Dataset entries:
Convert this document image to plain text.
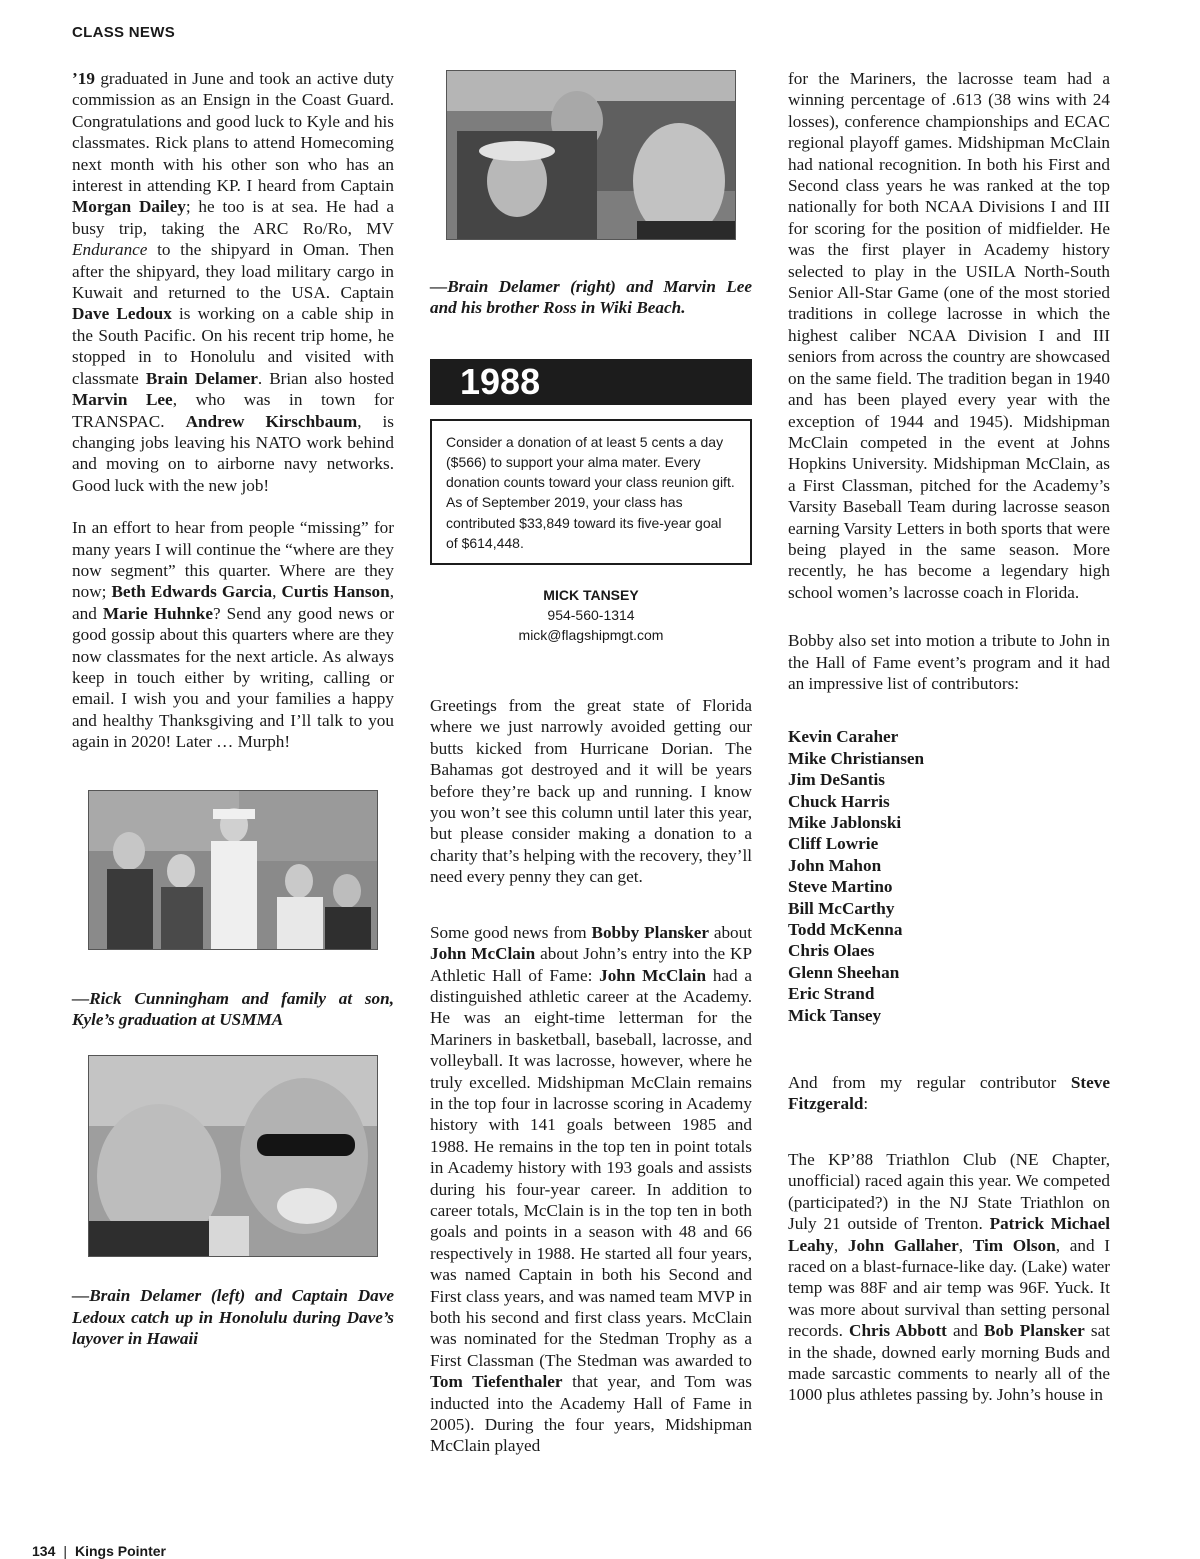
CLASS NEWS

’19 graduated in June and took an active duty commission as an Ensign in the Coast Guard. Congratulations and good luck to Kyle and his classmates. Rick plans to attend Homecoming next month with his other son who has an interest in attending KP. I heard from Captain Morgan Dailey; he too is at sea. He had a busy trip, taking the ARC Ro/Ro, MV Endurance to the shipyard in Oman. Then after the shipyard, they load military cargo in Kuwait and returned to the USA. Captain Dave Ledoux is working on a cable ship in the South Pacific. On his recent trip home, he stopped in to Honolulu and visited with classmate Brain Delamer. Brian also hosted Marvin Lee, who was in town for TRANSPAC. Andrew Kirschbaum, is changing jobs leaving his NATO work behind and moving on to airborne navy networks. Good luck with the new job!

In an effort to hear from people “missing” for many years I will continue the “where are they now segment” this quarter. Where are they now; Beth Edwards Garcia, Curtis Hanson, and Marie Huhnke? Send any good news or good gossip about this quarters where are they now classmates for the next article. As always keep in touch either by writing, calling or email. I wish you and your families a happy and healthy Thanksgiving and I’ll talk to you again in 2020! Later … Murph!

—Rick Cunningham and family at son, Kyle’s graduation at USMMA
—Brain Delamer (left) and Captain Dave Ledoux catch up in Honolulu during Dave’s layover in Hawaii
—Brain Delamer (right) and Marvin Lee and his brother Ross in Wiki Beach.
1988
Consider a donation of at least 5 cents a day ($566) to support your alma mater. Every donation counts toward your class reunion gift. As of September 2019, your class has contributed $33,849 toward its five-year goal of $614,448.
MICK TANSEY
954-560-1314
mick@flagshipmgt.com

Greetings from the great state of Florida where we just narrowly avoided getting our butts kicked from Hurricane Dorian. The Bahamas got destroyed and it will be years before they’re back up and running. I know you won’t see this column until later this year, but please consider making a donation to a charity that’s helping with the recovery, they’ll need every penny they can get.

Some good news from Bobby Plansker about John McClain about John’s entry into the KP Athletic Hall of Fame: John McClain had a distinguished athletic career at the Academy. He was an eight-time letterman for the Mariners in basketball, baseball, lacrosse, and volleyball. It was lacrosse, however, where he truly excelled. Midshipman McClain remains in the top four in lacrosse scoring in Academy history with 141 goals between 1985 and 1988. He remains in the top ten in point totals in Academy history with 193 goals and assists during his four-year career. In addition to career totals, McClain is in the top ten in both goals and points in a season with 48 and 66 respectively in 1988. He started all four years, was named Captain in both his Second and First class years, and was named team MVP in both his second and first class years. McClain was nominated for the Stedman Trophy as a First Classman (The Stedman was awarded to Tom Tiefenthaler that year, and Tom was inducted into the Academy Hall of Fame in 2005). During the four years, Midshipman McClain played

for the Mariners, the lacrosse team had a winning percentage of .613 (38 wins with 24 losses), conference championships and ECAC regional playoff games. Midshipman McClain had national recognition. In both his First and Second class years he was ranked at the top nationally for both NCAA Divisions I and III for scoring for the position of midfielder. He was the first player in Academy history selected to play in the USILA North-South Senior All-Star Game (one of the most storied traditions in college lacrosse in which the highest caliber NCAA Division I and III seniors from across the country are showcased on the same field. The tradition began in 1940 and has been played every year with the exception of 1944 and 1945). Midshipman McClain competed in the event at Johns Hopkins University. Midshipman McClain, as a First Classman, pitched for the Academy’s Varsity Baseball Team during lacrosse season earning Varsity Letters in both sports that were being played in the same season. More recently, he has become a legendary high school women’s lacrosse coach in Florida.

Bobby also set into motion a tribute to John in the Hall of Fame event’s program and it had an impressive list of contributors:

Kevin Caraher
Mike Christiansen
Jim DeSantis
Chuck Harris
Mike Jablonski
Cliff Lowrie
John Mahon
Steve Martino
Bill McCarthy
Todd McKenna
Chris Olaes
Glenn Sheehan
Eric Strand
Mick Tansey

And from my regular contributor Steve Fitzgerald:

The KP’88 Triathlon Club (NE Chapter, unofficial) raced again this year. We competed (participated?) in the NJ State Triathlon on July 21 outside of Trenton. Patrick Michael Leahy, John Gallaher, Tim Olson, and I raced on a blast-furnace-like day. (Lake) water temp was 88F and air temp was 96F. Yuck. It was more about survival than setting personal records. Chris Abbott and Bob Plansker sat in the shade, downed early morning Buds and made sarcastic comments to nearly all of the 1000 plus athletes passing by. John’s house in

134 | Kings Pointer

→ **PROBLEM STATEMENT**
Pull out the lines above in which the word "Steve" appears.

→ **EXERCISE RESULT**
Steve Martino
And from my regular contributor Steve Fitzgerald:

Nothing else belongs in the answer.